▶ What the exercise asks:
Pictures in the records should not be copied, but every other part must be repeated exactly.

>> Start Stored records

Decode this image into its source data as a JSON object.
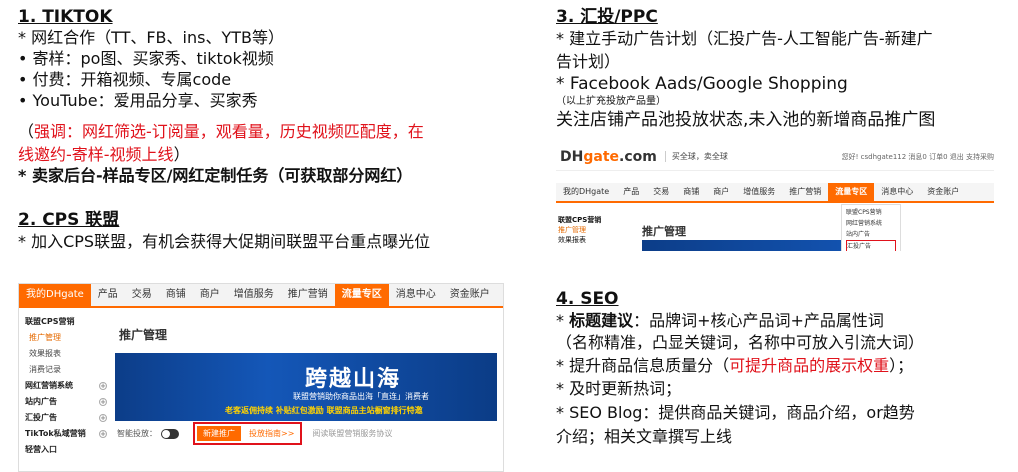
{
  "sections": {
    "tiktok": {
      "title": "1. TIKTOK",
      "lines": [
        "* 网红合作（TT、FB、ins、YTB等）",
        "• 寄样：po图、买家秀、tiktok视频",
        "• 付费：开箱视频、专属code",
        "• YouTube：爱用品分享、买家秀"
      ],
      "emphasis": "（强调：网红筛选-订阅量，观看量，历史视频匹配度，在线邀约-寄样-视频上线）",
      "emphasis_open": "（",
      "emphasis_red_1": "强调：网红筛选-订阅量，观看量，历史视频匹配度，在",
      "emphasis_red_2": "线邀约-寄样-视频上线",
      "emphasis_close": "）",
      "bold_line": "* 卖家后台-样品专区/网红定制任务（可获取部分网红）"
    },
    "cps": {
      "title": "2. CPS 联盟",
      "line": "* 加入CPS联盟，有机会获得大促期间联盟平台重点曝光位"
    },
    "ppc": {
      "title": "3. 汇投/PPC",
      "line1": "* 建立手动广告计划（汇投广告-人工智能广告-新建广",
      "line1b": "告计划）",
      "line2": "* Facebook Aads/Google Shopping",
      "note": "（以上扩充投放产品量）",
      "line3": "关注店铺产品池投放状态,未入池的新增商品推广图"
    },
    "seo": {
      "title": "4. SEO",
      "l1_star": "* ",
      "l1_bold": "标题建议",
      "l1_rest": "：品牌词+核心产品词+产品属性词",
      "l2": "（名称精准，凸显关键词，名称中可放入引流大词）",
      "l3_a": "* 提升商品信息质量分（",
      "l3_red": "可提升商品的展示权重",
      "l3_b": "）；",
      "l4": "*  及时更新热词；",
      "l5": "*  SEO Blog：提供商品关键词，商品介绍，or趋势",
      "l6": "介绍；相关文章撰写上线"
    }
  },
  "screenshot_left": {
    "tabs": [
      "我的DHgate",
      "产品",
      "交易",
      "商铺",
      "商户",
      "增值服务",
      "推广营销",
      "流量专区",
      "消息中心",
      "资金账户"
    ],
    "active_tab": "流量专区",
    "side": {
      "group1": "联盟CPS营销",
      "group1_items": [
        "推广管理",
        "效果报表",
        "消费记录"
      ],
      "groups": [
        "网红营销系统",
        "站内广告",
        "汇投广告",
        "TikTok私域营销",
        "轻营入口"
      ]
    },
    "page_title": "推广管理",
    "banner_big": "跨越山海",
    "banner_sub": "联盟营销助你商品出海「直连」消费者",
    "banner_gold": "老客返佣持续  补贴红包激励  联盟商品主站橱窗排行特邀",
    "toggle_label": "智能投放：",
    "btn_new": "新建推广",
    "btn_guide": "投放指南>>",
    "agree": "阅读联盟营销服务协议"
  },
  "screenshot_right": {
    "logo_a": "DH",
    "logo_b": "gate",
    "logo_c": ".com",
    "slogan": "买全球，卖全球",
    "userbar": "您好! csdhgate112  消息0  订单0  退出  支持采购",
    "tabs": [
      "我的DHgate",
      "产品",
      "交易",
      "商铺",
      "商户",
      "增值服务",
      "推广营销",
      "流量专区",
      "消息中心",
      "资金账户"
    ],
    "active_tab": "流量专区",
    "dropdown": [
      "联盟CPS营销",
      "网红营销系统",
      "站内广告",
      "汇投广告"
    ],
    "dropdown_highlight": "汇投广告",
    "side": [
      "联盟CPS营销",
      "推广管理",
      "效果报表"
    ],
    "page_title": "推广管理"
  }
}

>> End Stored records

▶ Written reply:
Decode this image into its source data as a JSON object.
{
  "sections": {
    "tiktok": {
      "title": "1. TIKTOK",
      "lines": [
        "* 网红合作（TT、FB、ins、YTB等）",
        "• 寄样：po图、买家秀、tiktok视频",
        "• 付费：开箱视频、专属code",
        "• YouTube：爱用品分享、买家秀"
      ],
      "emphasis": "（强调：网红筛选-订阅量，观看量，历史视频匹配度，在线邀约-寄样-视频上线）",
      "emphasis_open": "（",
      "emphasis_red_1": "强调：网红筛选-订阅量，观看量，历史视频匹配度，在",
      "emphasis_red_2": "线邀约-寄样-视频上线",
      "emphasis_close": "）",
      "bold_line": "* 卖家后台-样品专区/网红定制任务（可获取部分网红）"
    },
    "cps": {
      "title": "2. CPS 联盟",
      "line": "* 加入CPS联盟，有机会获得大促期间联盟平台重点曝光位"
    },
    "ppc": {
      "title": "3. 汇投/PPC",
      "line1": "* 建立手动广告计划（汇投广告-人工智能广告-新建广",
      "line1b": "告计划）",
      "line2": "* Facebook Aads/Google Shopping",
      "note": "（以上扩充投放产品量）",
      "line3": "关注店铺产品池投放状态,未入池的新增商品推广图"
    },
    "seo": {
      "title": "4. SEO",
      "l1_star": "* ",
      "l1_bold": "标题建议",
      "l1_rest": "：品牌词+核心产品词+产品属性词",
      "l2": "（名称精准，凸显关键词，名称中可放入引流大词）",
      "l3_a": "* 提升商品信息质量分（",
      "l3_red": "可提升商品的展示权重",
      "l3_b": "）；",
      "l4": "*  及时更新热词；",
      "l5": "*  SEO Blog：提供商品关键词，商品介绍，or趋势",
      "l6": "介绍；相关文章撰写上线"
    }
  },
  "screenshot_left": {
    "tabs": [
      "我的DHgate",
      "产品",
      "交易",
      "商铺",
      "商户",
      "增值服务",
      "推广营销",
      "流量专区",
      "消息中心",
      "资金账户"
    ],
    "active_tab": "流量专区",
    "side": {
      "group1": "联盟CPS营销",
      "group1_items": [
        "推广管理",
        "效果报表",
        "消费记录"
      ],
      "groups": [
        "网红营销系统",
        "站内广告",
        "汇投广告",
        "TikTok私域营销",
        "轻营入口"
      ]
    },
    "page_title": "推广管理",
    "banner_big": "跨越山海",
    "banner_sub": "联盟营销助你商品出海「直连」消费者",
    "banner_gold": "老客返佣持续  补贴红包激励  联盟商品主站橱窗排行特邀",
    "toggle_label": "智能投放：",
    "btn_new": "新建推广",
    "btn_guide": "投放指南>>",
    "agree": "阅读联盟营销服务协议"
  },
  "screenshot_right": {
    "logo_a": "DH",
    "logo_b": "gate",
    "logo_c": ".com",
    "slogan": "买全球，卖全球",
    "userbar": "您好! csdhgate112  消息0  订单0  退出  支持采购",
    "tabs": [
      "我的DHgate",
      "产品",
      "交易",
      "商铺",
      "商户",
      "增值服务",
      "推广营销",
      "流量专区",
      "消息中心",
      "资金账户"
    ],
    "active_tab": "流量专区",
    "dropdown": [
      "联盟CPS营销",
      "网红营销系统",
      "站内广告",
      "汇投广告"
    ],
    "dropdown_highlight": "汇投广告",
    "side": [
      "联盟CPS营销",
      "推广管理",
      "效果报表"
    ],
    "page_title": "推广管理"
  }
}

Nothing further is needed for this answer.